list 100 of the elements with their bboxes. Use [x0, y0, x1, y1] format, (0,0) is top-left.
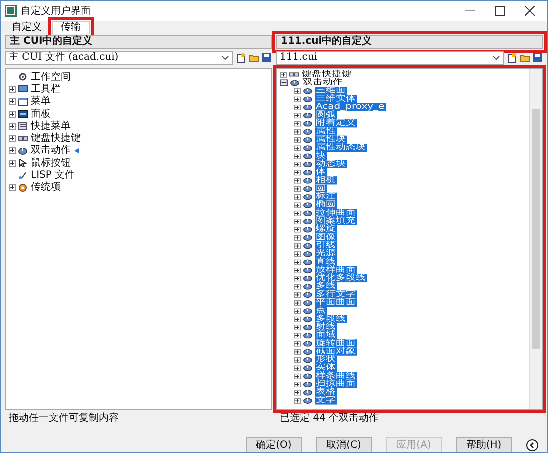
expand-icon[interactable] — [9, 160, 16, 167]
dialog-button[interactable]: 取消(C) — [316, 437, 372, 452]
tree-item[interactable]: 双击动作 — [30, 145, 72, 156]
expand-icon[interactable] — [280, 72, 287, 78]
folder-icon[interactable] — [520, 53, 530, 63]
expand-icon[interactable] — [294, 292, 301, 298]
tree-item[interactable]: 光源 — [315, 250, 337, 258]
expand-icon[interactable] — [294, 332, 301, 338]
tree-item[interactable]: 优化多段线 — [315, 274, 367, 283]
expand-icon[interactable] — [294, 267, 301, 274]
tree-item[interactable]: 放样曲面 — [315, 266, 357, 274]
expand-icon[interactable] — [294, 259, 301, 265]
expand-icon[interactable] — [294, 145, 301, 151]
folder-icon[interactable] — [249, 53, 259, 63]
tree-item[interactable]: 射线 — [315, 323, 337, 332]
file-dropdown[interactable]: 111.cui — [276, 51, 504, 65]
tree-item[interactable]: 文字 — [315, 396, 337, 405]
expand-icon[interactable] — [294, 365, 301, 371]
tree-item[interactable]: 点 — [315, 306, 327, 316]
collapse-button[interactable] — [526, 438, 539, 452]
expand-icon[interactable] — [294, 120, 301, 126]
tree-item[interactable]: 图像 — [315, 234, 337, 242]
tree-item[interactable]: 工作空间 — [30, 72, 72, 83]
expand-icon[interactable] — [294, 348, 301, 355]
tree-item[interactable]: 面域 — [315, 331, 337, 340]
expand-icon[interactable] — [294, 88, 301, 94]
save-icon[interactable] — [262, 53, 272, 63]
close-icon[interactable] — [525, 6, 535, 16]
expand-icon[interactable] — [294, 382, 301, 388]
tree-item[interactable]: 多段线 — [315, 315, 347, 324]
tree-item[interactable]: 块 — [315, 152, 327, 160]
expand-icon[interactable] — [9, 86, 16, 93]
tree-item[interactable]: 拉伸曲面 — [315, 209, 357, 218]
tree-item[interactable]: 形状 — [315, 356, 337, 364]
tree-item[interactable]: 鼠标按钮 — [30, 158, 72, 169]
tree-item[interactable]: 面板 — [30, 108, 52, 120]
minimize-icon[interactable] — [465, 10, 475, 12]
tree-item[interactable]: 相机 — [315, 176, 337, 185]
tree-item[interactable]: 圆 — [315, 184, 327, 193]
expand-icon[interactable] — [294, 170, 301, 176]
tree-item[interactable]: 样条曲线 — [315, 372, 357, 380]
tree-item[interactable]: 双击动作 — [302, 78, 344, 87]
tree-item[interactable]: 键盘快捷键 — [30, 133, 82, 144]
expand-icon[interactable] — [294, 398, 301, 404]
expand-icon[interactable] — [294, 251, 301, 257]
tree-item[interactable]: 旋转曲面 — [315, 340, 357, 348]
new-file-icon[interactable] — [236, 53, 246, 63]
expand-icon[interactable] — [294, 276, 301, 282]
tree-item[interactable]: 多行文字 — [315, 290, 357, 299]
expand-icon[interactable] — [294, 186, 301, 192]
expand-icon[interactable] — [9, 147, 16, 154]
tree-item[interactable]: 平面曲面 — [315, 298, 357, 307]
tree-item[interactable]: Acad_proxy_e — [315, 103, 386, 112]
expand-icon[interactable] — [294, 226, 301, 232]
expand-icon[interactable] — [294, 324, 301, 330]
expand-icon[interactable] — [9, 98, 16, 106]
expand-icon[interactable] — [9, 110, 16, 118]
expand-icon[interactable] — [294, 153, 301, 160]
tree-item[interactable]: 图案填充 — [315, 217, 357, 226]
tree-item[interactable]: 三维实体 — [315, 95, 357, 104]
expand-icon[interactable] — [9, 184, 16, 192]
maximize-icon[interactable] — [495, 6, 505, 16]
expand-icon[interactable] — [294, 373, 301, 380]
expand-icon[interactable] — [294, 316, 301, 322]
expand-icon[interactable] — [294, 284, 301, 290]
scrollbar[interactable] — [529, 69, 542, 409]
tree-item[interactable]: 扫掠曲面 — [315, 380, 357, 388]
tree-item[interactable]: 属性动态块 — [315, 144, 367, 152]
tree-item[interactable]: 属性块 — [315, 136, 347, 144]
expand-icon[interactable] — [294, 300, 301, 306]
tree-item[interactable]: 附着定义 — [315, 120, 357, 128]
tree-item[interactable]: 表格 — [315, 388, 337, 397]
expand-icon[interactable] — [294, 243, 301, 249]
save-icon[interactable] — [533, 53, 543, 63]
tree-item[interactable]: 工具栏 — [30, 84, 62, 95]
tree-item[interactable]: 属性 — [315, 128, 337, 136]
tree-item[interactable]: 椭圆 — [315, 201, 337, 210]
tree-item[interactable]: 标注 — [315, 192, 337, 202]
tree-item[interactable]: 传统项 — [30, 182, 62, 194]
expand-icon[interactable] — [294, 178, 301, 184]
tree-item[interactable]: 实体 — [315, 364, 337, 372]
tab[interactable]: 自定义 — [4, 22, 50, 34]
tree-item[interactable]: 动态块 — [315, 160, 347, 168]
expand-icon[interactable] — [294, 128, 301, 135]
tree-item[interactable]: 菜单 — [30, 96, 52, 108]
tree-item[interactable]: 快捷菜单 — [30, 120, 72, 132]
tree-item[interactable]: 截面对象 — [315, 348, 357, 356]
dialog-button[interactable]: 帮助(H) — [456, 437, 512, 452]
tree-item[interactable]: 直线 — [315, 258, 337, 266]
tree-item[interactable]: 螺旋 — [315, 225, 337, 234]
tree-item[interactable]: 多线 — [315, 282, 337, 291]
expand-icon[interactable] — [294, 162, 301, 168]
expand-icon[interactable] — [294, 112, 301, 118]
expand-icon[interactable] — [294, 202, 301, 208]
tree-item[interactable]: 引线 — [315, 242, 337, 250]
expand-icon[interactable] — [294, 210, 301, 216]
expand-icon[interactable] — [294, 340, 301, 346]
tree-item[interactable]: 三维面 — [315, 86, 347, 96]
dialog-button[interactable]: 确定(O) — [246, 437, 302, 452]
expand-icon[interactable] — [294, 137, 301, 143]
========================================
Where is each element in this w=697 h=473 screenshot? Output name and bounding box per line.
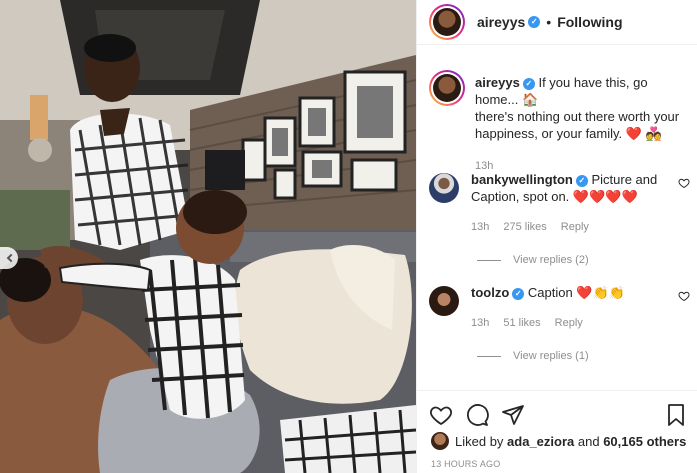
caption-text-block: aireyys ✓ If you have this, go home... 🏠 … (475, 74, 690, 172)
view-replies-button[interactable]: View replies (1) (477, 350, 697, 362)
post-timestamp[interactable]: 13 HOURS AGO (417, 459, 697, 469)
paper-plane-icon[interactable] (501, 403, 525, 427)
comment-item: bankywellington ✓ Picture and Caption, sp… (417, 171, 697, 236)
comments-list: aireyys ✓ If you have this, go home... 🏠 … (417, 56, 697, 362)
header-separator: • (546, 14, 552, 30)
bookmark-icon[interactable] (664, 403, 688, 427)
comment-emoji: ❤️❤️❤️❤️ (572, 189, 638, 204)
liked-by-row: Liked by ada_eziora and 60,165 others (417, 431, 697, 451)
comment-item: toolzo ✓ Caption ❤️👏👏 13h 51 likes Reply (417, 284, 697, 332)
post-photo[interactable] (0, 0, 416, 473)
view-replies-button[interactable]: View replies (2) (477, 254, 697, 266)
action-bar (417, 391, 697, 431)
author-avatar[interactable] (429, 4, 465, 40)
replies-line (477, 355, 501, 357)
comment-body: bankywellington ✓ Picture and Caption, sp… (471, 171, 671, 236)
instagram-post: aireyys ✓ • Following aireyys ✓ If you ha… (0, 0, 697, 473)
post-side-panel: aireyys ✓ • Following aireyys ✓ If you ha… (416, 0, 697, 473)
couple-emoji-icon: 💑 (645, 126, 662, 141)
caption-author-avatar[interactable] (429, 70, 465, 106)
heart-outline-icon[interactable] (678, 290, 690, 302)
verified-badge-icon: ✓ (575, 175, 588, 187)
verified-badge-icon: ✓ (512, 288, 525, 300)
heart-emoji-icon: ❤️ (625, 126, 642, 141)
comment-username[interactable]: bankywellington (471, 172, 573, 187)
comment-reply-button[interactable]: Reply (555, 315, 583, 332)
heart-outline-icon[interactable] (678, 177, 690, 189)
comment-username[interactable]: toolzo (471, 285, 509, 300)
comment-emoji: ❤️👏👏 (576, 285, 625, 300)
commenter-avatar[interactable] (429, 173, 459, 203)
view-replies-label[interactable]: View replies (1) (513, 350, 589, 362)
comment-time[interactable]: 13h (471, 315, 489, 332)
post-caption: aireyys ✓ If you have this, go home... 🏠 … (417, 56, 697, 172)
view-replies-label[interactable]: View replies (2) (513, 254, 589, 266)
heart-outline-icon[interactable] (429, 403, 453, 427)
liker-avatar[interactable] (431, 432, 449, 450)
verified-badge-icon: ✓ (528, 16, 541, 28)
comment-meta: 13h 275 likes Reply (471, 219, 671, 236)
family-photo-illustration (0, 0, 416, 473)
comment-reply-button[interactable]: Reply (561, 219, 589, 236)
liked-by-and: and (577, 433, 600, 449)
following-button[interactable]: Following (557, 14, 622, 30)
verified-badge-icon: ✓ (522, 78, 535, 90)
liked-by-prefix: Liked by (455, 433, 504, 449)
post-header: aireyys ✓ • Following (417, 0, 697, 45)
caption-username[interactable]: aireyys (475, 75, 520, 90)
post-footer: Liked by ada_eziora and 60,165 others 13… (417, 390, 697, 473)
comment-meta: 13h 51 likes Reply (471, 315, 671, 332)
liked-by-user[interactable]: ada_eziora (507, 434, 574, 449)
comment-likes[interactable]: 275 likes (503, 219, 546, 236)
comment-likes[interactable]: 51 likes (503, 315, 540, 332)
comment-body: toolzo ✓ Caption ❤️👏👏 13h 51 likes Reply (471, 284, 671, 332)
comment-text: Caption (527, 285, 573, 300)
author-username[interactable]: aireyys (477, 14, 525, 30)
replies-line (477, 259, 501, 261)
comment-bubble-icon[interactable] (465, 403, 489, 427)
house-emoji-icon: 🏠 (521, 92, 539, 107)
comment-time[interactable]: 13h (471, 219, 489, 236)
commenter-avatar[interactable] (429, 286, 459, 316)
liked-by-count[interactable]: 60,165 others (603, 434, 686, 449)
========================================
[What to do] Rewrite the stretch from the line containing "expand-icon[interactable] — [9, 160, 16, 167]" through the line containing "tree-item[interactable]: 双击动作 — [302, 78, 344, 87]", changing "folder-icon" to "directory-icon" and leaving everything else unchanged.

[Result for this task]
expand-icon[interactable] — [9, 160, 16, 167]
dialog-button[interactable]: 取消(C) — [316, 437, 372, 452]
tree-item[interactable]: 双击动作 — [30, 145, 72, 156]
expand-icon[interactable] — [280, 72, 287, 78]
directory-icon[interactable] — [520, 53, 530, 63]
expand-icon[interactable] — [294, 292, 301, 298]
tree-item[interactable]: 光源 — [315, 250, 337, 258]
expand-icon[interactable] — [294, 332, 301, 338]
tree-item[interactable]: 优化多段线 — [315, 274, 367, 283]
expand-icon[interactable] — [294, 267, 301, 274]
tree-item[interactable]: 放样曲面 — [315, 266, 357, 274]
expand-icon[interactable] — [294, 259, 301, 265]
expand-icon[interactable] — [294, 145, 301, 151]
directory-icon[interactable] — [249, 53, 259, 63]
tree-item[interactable]: 射线 — [315, 323, 337, 332]
file-dropdown[interactable]: 111.cui — [276, 51, 504, 65]
tree-item[interactable]: 文字 — [315, 396, 337, 405]
expand-icon[interactable] — [294, 365, 301, 371]
tree-item[interactable]: 点 — [315, 306, 327, 316]
collapse-button[interactable] — [526, 438, 539, 452]
expand-icon[interactable] — [294, 120, 301, 126]
tree-item[interactable]: 图像 — [315, 234, 337, 242]
tree-item[interactable]: 工作空间 — [30, 72, 72, 83]
expand-icon[interactable] — [294, 348, 301, 355]
tree-item[interactable]: 面域 — [315, 331, 337, 340]
expand-icon[interactable] — [294, 88, 301, 94]
save-icon[interactable] — [262, 53, 272, 63]
close-icon[interactable] — [525, 6, 535, 16]
expand-icon[interactable] — [294, 382, 301, 388]
tree-item[interactable]: 多段线 — [315, 315, 347, 324]
tree-item[interactable]: 块 — [315, 152, 327, 160]
expand-icon[interactable] — [9, 86, 16, 93]
tree-item[interactable]: 拉伸曲面 — [315, 209, 357, 218]
tree-item[interactable]: 形状 — [315, 356, 337, 364]
tree-item[interactable]: 鼠标按钮 — [30, 158, 72, 169]
tree-item[interactable]: 面板 — [30, 108, 52, 120]
minimize-icon[interactable] — [465, 10, 475, 12]
tree-item[interactable]: 相机 — [315, 176, 337, 185]
tree-item[interactable]: 圆 — [315, 184, 327, 193]
expand-icon[interactable] — [294, 170, 301, 176]
tree-item[interactable]: 样条曲线 — [315, 372, 357, 380]
tree-item[interactable]: 双击动作 — [302, 78, 344, 87]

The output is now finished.